begin Input material

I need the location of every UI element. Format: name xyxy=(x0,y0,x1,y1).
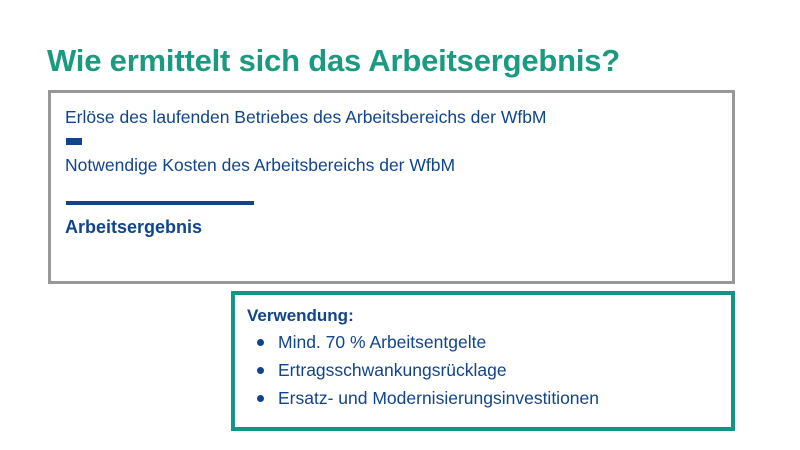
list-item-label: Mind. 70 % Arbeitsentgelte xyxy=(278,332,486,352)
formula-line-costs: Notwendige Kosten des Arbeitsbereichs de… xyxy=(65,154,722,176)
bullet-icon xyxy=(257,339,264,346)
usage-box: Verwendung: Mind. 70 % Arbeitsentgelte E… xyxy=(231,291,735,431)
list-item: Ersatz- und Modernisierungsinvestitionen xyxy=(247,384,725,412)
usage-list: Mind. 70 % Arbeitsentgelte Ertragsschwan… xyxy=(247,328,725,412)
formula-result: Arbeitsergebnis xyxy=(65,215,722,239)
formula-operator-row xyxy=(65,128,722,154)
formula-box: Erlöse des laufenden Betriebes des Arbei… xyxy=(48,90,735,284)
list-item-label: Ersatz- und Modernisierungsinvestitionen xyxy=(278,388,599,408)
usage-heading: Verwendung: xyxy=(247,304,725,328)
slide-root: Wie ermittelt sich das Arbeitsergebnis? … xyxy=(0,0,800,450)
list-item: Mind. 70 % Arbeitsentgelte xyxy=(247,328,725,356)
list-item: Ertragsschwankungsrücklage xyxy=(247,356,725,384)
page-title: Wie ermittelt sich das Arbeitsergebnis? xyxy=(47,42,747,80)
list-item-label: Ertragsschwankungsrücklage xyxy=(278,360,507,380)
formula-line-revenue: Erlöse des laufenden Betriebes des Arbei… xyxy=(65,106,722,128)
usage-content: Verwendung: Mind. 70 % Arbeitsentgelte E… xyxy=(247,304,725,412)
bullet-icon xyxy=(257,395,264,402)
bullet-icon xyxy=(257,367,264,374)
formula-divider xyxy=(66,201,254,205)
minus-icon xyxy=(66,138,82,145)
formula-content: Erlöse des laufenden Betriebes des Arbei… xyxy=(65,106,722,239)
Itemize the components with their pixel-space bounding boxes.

end Input material

● **What this task involves**
Express each line of the items above as a JSON list of strings, one string per line, with blank lines and pictures left out.

● **Finished task**
[
  "I need the location of every UI element. Format: name xyxy=(x0,y0,x1,y1).",
  "list-item-label: Mind. 70 % Arbeitsentgelte xyxy=(278,332,486,352)",
  "formula-line-costs: Notwendige Kosten des Arbeitsbereichs de… xyxy=(65,154,722,176)",
  "bullet-icon xyxy=(257,339,264,346)",
  "usage-box: Verwendung: Mind. 70 % Arbeitsentgelte E… xyxy=(231,291,735,431)",
  "list-item: Ersatz- und Modernisierungsinvestitionen xyxy=(247,384,725,412)",
  "usage-list: Mind. 70 % Arbeitsentgelte Ertragsschwan… xyxy=(247,328,725,412)",
  "formula-result: Arbeitsergebnis xyxy=(65,215,722,239)",
  "formula-operator-row xyxy=(65,128,722,154)",
  "formula-box: Erlöse des laufenden Betriebes des Arbei… xyxy=(48,90,735,284)",
  "list-item-label: Ersatz- und Modernisierungsinvestitionen xyxy=(278,388,599,408)",
  "usage-heading: Verwendung: xyxy=(247,304,725,328)",
  "slide-root: Wie ermittelt sich das Arbeitsergebnis? … xyxy=(0,0,800,450)",
  "list-item: Mind. 70 % Arbeitsentgelte xyxy=(247,328,725,356)",
  "list-item: Ertragsschwankungsrücklage xyxy=(247,356,725,384)",
  "page-title: Wie ermittelt sich das Arbeitsergebnis? xyxy=(47,42,747,80)",
  "list-item-label: Ertragsschwankungsrücklage xyxy=(278,360,507,380)",
  "formula-line-revenue: Erlöse des laufenden Betriebes des Arbei… xyxy=(65,106,722,128)",
  "usage-content: Verwendung: Mind. 70 % Arbeitsentgelte E… xyxy=(247,304,725,412)",
  "bullet-icon xyxy=(257,395,264,402)",
  "bullet-icon xyxy=(257,367,264,374)",
  "formula-divider xyxy=(66,201,254,205)",
  "minus-icon xyxy=(66,138,82,145)",
  "formula-content: Erlöse des laufenden Betriebes des Arbei… xyxy=(65,106,722,239)",
  "Itemize the components with their pixel-space bounding boxes."
]